How many lines in the entries below contain the string "shape"? Give only the number.
(begin)
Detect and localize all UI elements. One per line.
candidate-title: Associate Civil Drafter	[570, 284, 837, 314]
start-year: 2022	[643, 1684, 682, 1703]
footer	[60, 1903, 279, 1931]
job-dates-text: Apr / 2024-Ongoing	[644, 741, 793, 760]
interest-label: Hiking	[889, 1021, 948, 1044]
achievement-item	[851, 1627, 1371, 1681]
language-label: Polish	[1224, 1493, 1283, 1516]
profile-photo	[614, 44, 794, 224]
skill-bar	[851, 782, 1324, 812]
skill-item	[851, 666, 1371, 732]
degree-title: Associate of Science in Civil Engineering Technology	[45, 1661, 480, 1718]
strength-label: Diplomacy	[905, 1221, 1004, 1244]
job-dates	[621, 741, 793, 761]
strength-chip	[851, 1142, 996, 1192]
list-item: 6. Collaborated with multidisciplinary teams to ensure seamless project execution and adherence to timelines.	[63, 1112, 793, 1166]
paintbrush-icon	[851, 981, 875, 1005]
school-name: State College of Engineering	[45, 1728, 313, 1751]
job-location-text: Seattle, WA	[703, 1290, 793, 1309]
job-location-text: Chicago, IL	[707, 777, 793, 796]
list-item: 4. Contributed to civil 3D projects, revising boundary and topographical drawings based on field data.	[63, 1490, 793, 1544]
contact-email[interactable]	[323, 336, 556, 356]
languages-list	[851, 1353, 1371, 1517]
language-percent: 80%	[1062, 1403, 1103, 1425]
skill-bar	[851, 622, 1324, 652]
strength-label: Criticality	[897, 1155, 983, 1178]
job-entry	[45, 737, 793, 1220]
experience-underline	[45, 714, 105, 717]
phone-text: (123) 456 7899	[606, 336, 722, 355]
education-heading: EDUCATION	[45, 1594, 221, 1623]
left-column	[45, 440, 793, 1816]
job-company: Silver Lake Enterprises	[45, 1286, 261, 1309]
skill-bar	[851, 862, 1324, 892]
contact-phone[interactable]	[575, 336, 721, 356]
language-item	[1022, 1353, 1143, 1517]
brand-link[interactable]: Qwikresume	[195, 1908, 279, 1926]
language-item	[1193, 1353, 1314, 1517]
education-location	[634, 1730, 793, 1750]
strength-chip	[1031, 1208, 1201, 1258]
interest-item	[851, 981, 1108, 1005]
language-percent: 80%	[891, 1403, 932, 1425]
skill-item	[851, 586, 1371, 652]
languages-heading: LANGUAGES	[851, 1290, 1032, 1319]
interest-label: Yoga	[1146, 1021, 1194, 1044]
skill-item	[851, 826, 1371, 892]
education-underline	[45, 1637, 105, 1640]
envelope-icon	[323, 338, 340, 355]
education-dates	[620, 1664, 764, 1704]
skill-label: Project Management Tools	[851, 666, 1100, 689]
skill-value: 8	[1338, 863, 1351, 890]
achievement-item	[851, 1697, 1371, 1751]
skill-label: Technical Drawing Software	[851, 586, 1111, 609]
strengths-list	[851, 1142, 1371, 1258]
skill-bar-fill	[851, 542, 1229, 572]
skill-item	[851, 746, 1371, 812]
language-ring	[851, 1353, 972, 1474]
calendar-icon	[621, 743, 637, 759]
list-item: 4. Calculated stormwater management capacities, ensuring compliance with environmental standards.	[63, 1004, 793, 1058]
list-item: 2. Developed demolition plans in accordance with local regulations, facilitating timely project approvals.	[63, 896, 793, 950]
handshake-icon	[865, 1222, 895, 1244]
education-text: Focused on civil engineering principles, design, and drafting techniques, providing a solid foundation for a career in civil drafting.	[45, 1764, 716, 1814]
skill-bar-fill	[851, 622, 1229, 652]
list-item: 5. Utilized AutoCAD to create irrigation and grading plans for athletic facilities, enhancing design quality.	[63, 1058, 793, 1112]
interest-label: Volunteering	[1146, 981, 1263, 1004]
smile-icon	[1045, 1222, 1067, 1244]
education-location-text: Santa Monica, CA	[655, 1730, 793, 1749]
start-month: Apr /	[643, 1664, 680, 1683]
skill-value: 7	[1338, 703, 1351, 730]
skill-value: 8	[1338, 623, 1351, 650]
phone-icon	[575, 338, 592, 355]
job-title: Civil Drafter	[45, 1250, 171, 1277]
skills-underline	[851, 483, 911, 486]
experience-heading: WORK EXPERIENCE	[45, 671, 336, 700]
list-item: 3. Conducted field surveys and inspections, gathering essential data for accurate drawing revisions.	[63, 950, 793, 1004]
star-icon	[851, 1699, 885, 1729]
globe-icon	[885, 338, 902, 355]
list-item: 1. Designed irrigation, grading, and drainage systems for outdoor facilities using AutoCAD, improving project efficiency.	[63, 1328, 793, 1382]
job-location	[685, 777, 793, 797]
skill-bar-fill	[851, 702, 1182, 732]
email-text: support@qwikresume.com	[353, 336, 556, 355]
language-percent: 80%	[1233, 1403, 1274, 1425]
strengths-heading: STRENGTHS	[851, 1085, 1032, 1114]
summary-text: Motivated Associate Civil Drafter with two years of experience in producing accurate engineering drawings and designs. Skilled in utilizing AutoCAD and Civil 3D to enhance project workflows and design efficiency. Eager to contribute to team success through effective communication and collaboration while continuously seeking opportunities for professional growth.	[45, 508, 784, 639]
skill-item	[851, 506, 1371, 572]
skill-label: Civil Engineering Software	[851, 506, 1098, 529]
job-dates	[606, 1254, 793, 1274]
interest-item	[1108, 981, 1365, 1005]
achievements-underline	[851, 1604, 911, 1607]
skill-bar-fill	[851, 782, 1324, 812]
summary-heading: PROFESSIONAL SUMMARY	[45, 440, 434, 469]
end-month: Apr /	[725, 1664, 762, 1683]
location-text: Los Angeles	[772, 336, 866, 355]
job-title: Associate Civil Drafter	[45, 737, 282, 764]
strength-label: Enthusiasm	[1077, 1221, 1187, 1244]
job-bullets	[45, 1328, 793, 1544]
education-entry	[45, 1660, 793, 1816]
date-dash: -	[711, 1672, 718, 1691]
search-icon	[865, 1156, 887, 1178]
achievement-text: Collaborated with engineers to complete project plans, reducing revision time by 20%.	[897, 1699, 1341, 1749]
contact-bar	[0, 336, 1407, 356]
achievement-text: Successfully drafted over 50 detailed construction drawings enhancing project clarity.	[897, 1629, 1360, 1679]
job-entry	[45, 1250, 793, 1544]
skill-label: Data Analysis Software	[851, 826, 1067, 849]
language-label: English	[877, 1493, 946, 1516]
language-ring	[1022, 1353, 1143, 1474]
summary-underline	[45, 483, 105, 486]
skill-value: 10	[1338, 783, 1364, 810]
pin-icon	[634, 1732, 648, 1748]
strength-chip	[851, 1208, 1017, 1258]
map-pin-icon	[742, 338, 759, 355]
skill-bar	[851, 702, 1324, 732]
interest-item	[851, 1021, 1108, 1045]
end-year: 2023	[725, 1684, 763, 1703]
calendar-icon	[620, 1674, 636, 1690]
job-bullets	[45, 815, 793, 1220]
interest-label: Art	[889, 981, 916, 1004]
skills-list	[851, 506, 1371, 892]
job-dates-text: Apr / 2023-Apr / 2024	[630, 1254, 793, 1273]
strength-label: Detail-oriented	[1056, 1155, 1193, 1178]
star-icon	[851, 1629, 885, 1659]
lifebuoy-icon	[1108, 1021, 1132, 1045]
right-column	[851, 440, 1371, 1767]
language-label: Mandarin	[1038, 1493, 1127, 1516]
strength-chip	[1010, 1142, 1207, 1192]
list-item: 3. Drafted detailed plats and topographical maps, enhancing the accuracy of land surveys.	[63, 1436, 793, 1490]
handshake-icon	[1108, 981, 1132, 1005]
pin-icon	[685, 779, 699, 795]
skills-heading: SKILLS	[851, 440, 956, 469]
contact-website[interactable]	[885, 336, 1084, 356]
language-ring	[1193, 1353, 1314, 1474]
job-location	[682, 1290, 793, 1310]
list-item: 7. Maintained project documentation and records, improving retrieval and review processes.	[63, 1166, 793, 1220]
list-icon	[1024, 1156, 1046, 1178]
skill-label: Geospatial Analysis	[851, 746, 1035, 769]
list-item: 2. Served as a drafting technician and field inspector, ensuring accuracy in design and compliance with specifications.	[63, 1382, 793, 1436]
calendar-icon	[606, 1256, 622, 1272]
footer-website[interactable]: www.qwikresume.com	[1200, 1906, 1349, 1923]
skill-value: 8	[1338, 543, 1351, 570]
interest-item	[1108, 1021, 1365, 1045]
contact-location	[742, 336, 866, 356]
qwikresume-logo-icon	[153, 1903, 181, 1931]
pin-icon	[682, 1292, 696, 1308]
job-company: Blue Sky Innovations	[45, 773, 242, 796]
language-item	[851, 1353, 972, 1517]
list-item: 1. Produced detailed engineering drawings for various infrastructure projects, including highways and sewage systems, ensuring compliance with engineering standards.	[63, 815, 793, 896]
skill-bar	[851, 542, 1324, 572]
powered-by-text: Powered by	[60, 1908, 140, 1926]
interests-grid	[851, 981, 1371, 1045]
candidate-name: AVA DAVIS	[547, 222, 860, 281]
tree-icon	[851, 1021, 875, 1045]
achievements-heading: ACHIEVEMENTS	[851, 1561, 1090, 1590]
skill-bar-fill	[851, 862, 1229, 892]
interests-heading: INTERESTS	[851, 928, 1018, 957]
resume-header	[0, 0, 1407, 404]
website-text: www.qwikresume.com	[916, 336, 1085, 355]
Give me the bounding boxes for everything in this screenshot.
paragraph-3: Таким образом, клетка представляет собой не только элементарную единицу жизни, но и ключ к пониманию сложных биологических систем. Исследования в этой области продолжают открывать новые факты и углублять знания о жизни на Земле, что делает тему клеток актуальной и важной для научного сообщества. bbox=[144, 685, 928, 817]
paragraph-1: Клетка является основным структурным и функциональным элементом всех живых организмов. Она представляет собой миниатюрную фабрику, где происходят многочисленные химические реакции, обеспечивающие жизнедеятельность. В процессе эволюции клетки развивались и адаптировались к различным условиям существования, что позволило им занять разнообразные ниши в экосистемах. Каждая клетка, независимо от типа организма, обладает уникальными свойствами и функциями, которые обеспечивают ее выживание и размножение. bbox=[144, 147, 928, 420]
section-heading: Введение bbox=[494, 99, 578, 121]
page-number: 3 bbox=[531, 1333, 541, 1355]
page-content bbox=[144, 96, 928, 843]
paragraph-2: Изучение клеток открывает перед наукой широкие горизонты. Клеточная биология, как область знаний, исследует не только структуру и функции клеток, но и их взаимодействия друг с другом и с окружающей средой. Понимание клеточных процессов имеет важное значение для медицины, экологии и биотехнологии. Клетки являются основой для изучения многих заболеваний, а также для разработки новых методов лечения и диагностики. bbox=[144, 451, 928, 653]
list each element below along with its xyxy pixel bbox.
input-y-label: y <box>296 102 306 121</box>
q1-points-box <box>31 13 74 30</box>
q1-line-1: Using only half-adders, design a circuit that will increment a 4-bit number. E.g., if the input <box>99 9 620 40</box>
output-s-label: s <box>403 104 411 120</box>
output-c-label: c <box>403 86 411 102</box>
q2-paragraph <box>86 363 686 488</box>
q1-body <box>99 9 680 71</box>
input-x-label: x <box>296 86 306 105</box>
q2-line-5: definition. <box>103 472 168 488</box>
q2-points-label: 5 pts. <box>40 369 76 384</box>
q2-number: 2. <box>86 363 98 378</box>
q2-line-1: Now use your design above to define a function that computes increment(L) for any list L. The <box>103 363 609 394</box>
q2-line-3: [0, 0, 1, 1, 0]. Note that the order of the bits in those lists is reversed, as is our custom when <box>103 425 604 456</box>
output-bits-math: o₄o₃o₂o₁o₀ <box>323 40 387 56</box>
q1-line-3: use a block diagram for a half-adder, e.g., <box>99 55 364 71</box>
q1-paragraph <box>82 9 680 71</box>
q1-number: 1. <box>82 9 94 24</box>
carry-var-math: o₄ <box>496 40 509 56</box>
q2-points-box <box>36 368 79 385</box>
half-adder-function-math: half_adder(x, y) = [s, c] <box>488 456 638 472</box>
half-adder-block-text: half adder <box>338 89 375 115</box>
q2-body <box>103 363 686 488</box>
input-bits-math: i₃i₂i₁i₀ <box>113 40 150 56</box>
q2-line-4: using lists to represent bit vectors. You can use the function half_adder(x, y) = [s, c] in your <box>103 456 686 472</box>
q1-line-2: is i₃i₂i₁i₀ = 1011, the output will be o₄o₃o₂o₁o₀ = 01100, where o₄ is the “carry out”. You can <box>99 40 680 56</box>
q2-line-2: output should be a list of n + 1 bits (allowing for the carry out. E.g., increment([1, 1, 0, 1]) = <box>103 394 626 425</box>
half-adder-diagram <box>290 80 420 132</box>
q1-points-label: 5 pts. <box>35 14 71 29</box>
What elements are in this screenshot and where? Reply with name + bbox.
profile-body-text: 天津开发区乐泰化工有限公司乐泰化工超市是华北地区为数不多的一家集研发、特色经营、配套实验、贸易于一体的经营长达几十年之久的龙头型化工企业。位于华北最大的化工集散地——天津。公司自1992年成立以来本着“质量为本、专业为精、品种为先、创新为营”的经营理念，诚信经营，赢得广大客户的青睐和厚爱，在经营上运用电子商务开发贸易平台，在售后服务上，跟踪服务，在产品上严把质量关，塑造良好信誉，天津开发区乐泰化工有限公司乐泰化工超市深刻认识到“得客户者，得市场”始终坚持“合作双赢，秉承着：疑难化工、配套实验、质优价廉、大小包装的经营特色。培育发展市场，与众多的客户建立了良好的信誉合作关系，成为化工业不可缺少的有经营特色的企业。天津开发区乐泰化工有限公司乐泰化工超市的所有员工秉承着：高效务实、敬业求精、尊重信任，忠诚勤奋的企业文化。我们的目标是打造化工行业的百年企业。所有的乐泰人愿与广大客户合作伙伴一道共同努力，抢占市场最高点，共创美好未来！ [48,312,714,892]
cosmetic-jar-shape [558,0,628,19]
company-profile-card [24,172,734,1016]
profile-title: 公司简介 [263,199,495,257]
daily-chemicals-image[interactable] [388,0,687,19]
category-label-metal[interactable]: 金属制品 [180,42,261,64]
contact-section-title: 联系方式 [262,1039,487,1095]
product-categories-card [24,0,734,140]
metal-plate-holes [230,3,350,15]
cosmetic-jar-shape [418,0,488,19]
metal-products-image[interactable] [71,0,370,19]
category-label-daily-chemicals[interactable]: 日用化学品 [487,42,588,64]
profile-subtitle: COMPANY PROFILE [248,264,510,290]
(end)
* Answer for the task *
2